Repeat all of the material below exactly as written, images excluded.

Dataset records:
————————
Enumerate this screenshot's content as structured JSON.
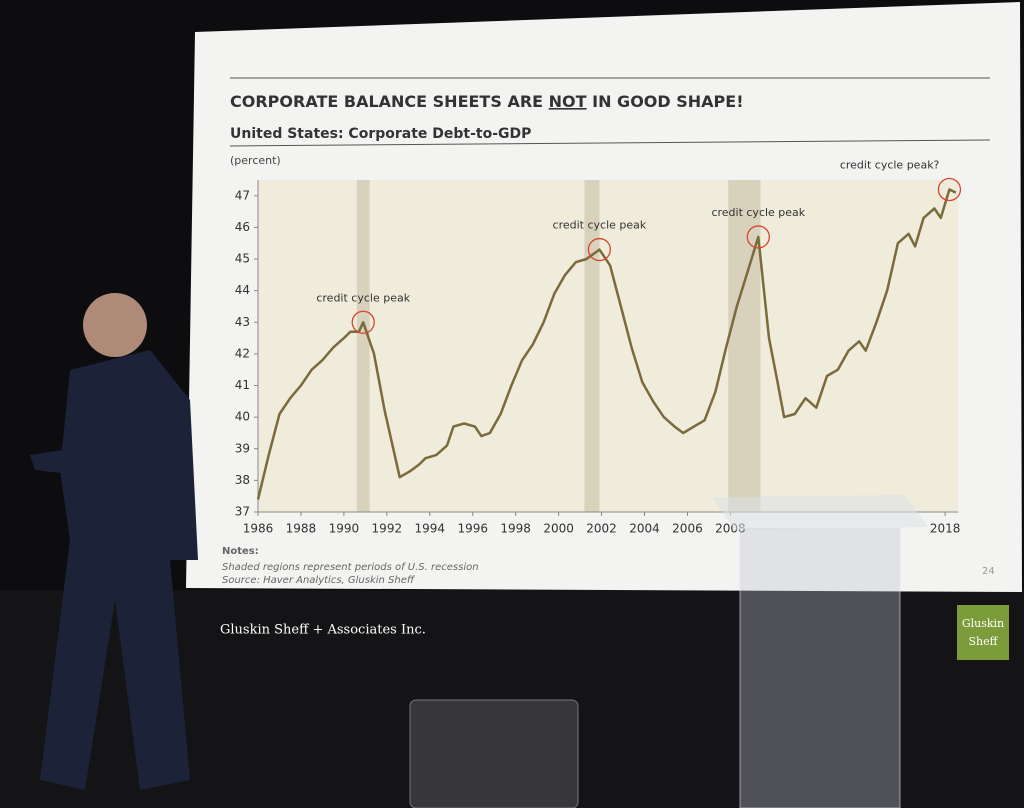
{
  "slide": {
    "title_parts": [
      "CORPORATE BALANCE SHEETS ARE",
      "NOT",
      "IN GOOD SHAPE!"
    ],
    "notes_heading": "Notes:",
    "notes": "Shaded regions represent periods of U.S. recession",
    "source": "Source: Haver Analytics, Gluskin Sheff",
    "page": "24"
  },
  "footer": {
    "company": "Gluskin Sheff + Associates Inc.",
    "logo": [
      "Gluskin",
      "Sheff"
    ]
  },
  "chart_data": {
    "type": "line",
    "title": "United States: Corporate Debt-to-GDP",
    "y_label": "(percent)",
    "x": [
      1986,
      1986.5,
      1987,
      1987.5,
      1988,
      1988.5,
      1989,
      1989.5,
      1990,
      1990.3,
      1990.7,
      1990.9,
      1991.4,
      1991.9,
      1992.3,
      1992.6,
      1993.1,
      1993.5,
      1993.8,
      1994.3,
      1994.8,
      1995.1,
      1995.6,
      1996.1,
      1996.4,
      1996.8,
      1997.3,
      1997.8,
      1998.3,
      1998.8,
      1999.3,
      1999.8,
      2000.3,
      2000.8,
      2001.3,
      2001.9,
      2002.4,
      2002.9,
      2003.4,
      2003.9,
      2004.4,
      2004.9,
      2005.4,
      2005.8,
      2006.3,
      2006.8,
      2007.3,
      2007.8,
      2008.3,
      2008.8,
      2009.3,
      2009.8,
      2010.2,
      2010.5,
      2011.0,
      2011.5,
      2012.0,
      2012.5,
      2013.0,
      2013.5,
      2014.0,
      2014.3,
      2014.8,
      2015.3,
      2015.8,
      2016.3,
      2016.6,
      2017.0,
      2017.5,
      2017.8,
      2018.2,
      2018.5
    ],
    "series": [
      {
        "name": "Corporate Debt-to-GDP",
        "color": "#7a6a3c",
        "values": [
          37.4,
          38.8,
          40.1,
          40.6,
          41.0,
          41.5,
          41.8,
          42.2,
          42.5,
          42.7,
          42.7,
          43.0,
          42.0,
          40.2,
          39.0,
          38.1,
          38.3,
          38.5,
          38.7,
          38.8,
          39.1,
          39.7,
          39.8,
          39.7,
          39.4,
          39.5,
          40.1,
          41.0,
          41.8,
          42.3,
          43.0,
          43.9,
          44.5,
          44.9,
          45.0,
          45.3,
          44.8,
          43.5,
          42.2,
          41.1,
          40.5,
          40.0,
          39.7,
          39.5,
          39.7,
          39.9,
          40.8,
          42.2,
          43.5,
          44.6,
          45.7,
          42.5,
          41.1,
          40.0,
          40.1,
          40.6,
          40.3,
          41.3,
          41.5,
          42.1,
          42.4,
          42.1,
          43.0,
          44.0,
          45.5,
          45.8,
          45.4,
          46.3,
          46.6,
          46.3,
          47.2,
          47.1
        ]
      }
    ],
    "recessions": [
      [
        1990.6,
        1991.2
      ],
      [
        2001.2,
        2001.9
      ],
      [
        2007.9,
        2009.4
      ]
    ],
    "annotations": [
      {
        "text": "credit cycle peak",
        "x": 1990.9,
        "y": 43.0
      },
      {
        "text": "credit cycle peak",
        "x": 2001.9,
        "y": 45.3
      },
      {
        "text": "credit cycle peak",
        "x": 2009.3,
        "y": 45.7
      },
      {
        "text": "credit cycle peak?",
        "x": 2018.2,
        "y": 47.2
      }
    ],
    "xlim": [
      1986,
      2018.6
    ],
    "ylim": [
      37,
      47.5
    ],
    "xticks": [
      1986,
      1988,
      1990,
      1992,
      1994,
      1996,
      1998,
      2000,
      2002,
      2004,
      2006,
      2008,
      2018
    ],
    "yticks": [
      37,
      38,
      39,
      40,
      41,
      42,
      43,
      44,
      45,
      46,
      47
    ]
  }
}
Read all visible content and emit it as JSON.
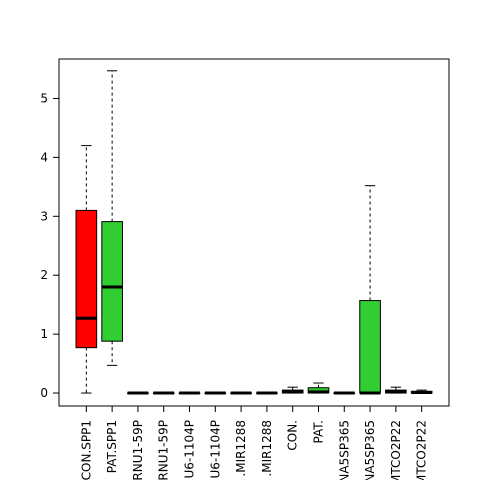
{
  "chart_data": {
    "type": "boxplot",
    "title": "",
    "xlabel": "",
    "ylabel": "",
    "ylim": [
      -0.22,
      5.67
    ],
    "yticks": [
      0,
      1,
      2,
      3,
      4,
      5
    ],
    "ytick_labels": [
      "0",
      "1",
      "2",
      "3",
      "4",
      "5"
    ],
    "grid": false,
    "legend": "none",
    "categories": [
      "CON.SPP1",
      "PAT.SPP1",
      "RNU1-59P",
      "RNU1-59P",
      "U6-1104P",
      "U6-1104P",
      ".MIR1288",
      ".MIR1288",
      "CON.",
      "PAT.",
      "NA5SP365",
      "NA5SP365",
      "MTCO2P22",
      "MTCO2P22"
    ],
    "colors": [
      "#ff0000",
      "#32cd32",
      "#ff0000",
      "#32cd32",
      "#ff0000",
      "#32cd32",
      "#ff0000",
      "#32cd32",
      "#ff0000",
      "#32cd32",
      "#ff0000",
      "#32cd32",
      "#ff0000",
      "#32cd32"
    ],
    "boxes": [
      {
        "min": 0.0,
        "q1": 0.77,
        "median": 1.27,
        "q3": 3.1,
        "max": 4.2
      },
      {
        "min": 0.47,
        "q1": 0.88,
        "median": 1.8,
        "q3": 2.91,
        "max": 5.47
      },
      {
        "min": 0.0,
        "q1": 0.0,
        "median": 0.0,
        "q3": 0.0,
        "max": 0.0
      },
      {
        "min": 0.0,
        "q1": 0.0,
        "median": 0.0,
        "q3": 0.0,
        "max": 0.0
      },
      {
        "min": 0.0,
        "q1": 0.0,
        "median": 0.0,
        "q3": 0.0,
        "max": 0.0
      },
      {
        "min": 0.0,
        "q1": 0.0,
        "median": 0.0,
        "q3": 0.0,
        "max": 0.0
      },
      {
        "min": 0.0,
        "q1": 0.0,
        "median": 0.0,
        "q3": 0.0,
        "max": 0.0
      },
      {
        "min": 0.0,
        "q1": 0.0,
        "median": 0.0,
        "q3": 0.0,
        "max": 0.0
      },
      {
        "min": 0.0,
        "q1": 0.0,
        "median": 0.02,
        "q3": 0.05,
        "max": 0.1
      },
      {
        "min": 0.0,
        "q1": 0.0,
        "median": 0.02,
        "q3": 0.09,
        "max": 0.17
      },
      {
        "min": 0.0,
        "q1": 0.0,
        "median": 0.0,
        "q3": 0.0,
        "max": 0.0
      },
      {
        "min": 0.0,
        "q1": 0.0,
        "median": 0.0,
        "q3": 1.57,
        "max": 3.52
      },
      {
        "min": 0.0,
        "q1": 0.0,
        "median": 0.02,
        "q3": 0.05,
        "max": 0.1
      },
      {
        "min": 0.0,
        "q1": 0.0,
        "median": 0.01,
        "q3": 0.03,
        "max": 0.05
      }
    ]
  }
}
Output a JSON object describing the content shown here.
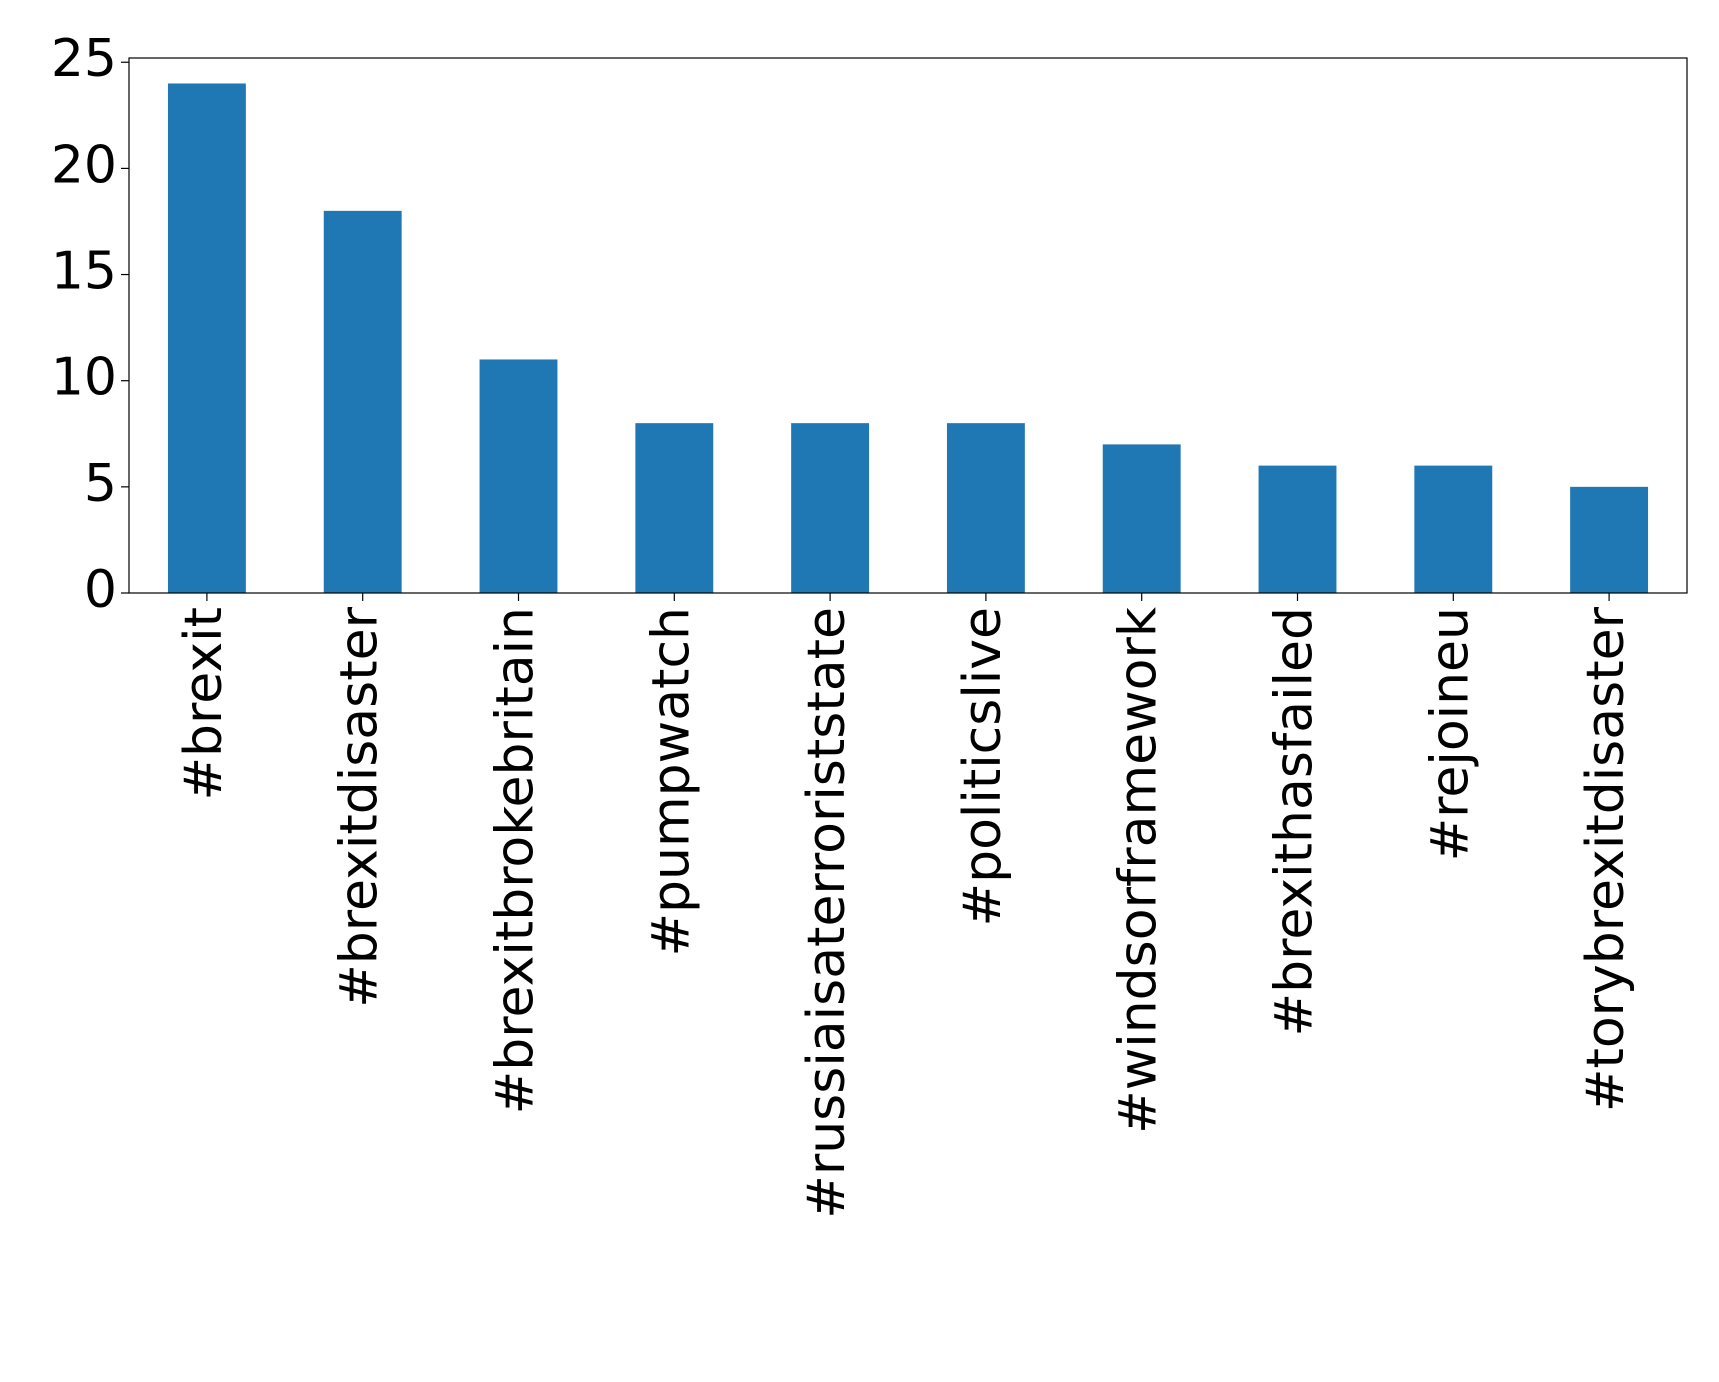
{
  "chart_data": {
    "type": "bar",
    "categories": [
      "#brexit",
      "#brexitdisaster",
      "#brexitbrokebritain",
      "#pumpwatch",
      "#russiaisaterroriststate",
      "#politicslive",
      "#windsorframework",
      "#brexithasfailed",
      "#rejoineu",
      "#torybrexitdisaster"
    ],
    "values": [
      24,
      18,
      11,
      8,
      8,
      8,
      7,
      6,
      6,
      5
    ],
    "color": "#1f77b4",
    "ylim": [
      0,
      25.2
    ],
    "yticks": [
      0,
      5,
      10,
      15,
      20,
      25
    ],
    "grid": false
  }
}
————————
- **RESPONSE BELOW**:
Enumerate this screenshot's content as structured JSON.
{
  "slide": {
    "title_parts": [
      "CORPORATE BALANCE SHEETS ARE",
      "NOT",
      "IN GOOD SHAPE!"
    ],
    "notes_heading": "Notes:",
    "notes": "Shaded regions represent periods of U.S. recession",
    "source": "Source: Haver Analytics, Gluskin Sheff",
    "page": "24"
  },
  "footer": {
    "company": "Gluskin Sheff + Associates Inc.",
    "logo": [
      "Gluskin",
      "Sheff"
    ]
  },
  "chart_data": {
    "type": "line",
    "title": "United States: Corporate Debt-to-GDP",
    "y_label": "(percent)",
    "x": [
      1986,
      1986.5,
      1987,
      1987.5,
      1988,
      1988.5,
      1989,
      1989.5,
      1990,
      1990.3,
      1990.7,
      1990.9,
      1991.4,
      1991.9,
      1992.3,
      1992.6,
      1993.1,
      1993.5,
      1993.8,
      1994.3,
      1994.8,
      1995.1,
      1995.6,
      1996.1,
      1996.4,
      1996.8,
      1997.3,
      1997.8,
      1998.3,
      1998.8,
      1999.3,
      1999.8,
      2000.3,
      2000.8,
      2001.3,
      2001.9,
      2002.4,
      2002.9,
      2003.4,
      2003.9,
      2004.4,
      2004.9,
      2005.4,
      2005.8,
      2006.3,
      2006.8,
      2007.3,
      2007.8,
      2008.3,
      2008.8,
      2009.3,
      2009.8,
      2010.2,
      2010.5,
      2011.0,
      2011.5,
      2012.0,
      2012.5,
      2013.0,
      2013.5,
      2014.0,
      2014.3,
      2014.8,
      2015.3,
      2015.8,
      2016.3,
      2016.6,
      2017.0,
      2017.5,
      2017.8,
      2018.2,
      2018.5
    ],
    "series": [
      {
        "name": "Corporate Debt-to-GDP",
        "color": "#7a6a3c",
        "values": [
          37.4,
          38.8,
          40.1,
          40.6,
          41.0,
          41.5,
          41.8,
          42.2,
          42.5,
          42.7,
          42.7,
          43.0,
          42.0,
          40.2,
          39.0,
          38.1,
          38.3,
          38.5,
          38.7,
          38.8,
          39.1,
          39.7,
          39.8,
          39.7,
          39.4,
          39.5,
          40.1,
          41.0,
          41.8,
          42.3,
          43.0,
          43.9,
          44.5,
          44.9,
          45.0,
          45.3,
          44.8,
          43.5,
          42.2,
          41.1,
          40.5,
          40.0,
          39.7,
          39.5,
          39.7,
          39.9,
          40.8,
          42.2,
          43.5,
          44.6,
          45.7,
          42.5,
          41.1,
          40.0,
          40.1,
          40.6,
          40.3,
          41.3,
          41.5,
          42.1,
          42.4,
          42.1,
          43.0,
          44.0,
          45.5,
          45.8,
          45.4,
          46.3,
          46.6,
          46.3,
          47.2,
          47.1
        ]
      }
    ],
    "recessions": [
      [
        1990.6,
        1991.2
      ],
      [
        2001.2,
        2001.9
      ],
      [
        2007.9,
        2009.4
      ]
    ],
    "annotations": [
      {
        "text": "credit cycle peak",
        "x": 1990.9,
        "y": 43.0
      },
      {
        "text": "credit cycle peak",
        "x": 2001.9,
        "y": 45.3
      },
      {
        "text": "credit cycle peak",
        "x": 2009.3,
        "y": 45.7
      },
      {
        "text": "credit cycle peak?",
        "x": 2018.2,
        "y": 47.2
      }
    ],
    "xlim": [
      1986,
      2018.6
    ],
    "ylim": [
      37,
      47.5
    ],
    "xticks": [
      1986,
      1988,
      1990,
      1992,
      1994,
      1996,
      1998,
      2000,
      2002,
      2004,
      2006,
      2008,
      2018
    ],
    "yticks": [
      37,
      38,
      39,
      40,
      41,
      42,
      43,
      44,
      45,
      46,
      47
    ]
  }
}
Read all visible content and emit it as JSON.
{
  "chart_data": {
    "type": "boxplot",
    "title": "",
    "xlabel": "",
    "ylabel": "",
    "ylim": [
      -0.22,
      5.67
    ],
    "yticks": [
      0,
      1,
      2,
      3,
      4,
      5
    ],
    "ytick_labels": [
      "0",
      "1",
      "2",
      "3",
      "4",
      "5"
    ],
    "grid": false,
    "legend": "none",
    "categories": [
      "CON.SPP1",
      "PAT.SPP1",
      "RNU1-59P",
      "RNU1-59P",
      "U6-1104P",
      "U6-1104P",
      ".MIR1288",
      ".MIR1288",
      "CON.",
      "PAT.",
      "NA5SP365",
      "NA5SP365",
      "MTCO2P22",
      "MTCO2P22"
    ],
    "colors": [
      "#ff0000",
      "#32cd32",
      "#ff0000",
      "#32cd32",
      "#ff0000",
      "#32cd32",
      "#ff0000",
      "#32cd32",
      "#ff0000",
      "#32cd32",
      "#ff0000",
      "#32cd32",
      "#ff0000",
      "#32cd32"
    ],
    "boxes": [
      {
        "min": 0.0,
        "q1": 0.77,
        "median": 1.27,
        "q3": 3.1,
        "max": 4.2
      },
      {
        "min": 0.47,
        "q1": 0.88,
        "median": 1.8,
        "q3": 2.91,
        "max": 5.47
      },
      {
        "min": 0.0,
        "q1": 0.0,
        "median": 0.0,
        "q3": 0.0,
        "max": 0.0
      },
      {
        "min": 0.0,
        "q1": 0.0,
        "median": 0.0,
        "q3": 0.0,
        "max": 0.0
      },
      {
        "min": 0.0,
        "q1": 0.0,
        "median": 0.0,
        "q3": 0.0,
        "max": 0.0
      },
      {
        "min": 0.0,
        "q1": 0.0,
        "median": 0.0,
        "q3": 0.0,
        "max": 0.0
      },
      {
        "min": 0.0,
        "q1": 0.0,
        "median": 0.0,
        "q3": 0.0,
        "max": 0.0
      },
      {
        "min": 0.0,
        "q1": 0.0,
        "median": 0.0,
        "q3": 0.0,
        "max": 0.0
      },
      {
        "min": 0.0,
        "q1": 0.0,
        "median": 0.02,
        "q3": 0.05,
        "max": 0.1
      },
      {
        "min": 0.0,
        "q1": 0.0,
        "median": 0.02,
        "q3": 0.09,
        "max": 0.17
      },
      {
        "min": 0.0,
        "q1": 0.0,
        "median": 0.0,
        "q3": 0.0,
        "max": 0.0
      },
      {
        "min": 0.0,
        "q1": 0.0,
        "median": 0.0,
        "q3": 1.57,
        "max": 3.52
      },
      {
        "min": 0.0,
        "q1": 0.0,
        "median": 0.02,
        "q3": 0.05,
        "max": 0.1
      },
      {
        "min": 0.0,
        "q1": 0.0,
        "median": 0.01,
        "q3": 0.03,
        "max": 0.05
      }
    ]
  }
}
Output a JSON object describing the content shown here.
{
  "chart_data": {
    "type": "bar",
    "categories": [
      "#brexit",
      "#brexitdisaster",
      "#brexitbrokebritain",
      "#pumpwatch",
      "#russiaisaterroriststate",
      "#politicslive",
      "#windsorframework",
      "#brexithasfailed",
      "#rejoineu",
      "#torybrexitdisaster"
    ],
    "values": [
      24,
      18,
      11,
      8,
      8,
      8,
      7,
      6,
      6,
      5
    ],
    "color": "#1f77b4",
    "ylim": [
      0,
      25.2
    ],
    "yticks": [
      0,
      5,
      10,
      15,
      20,
      25
    ],
    "grid": false
  }
}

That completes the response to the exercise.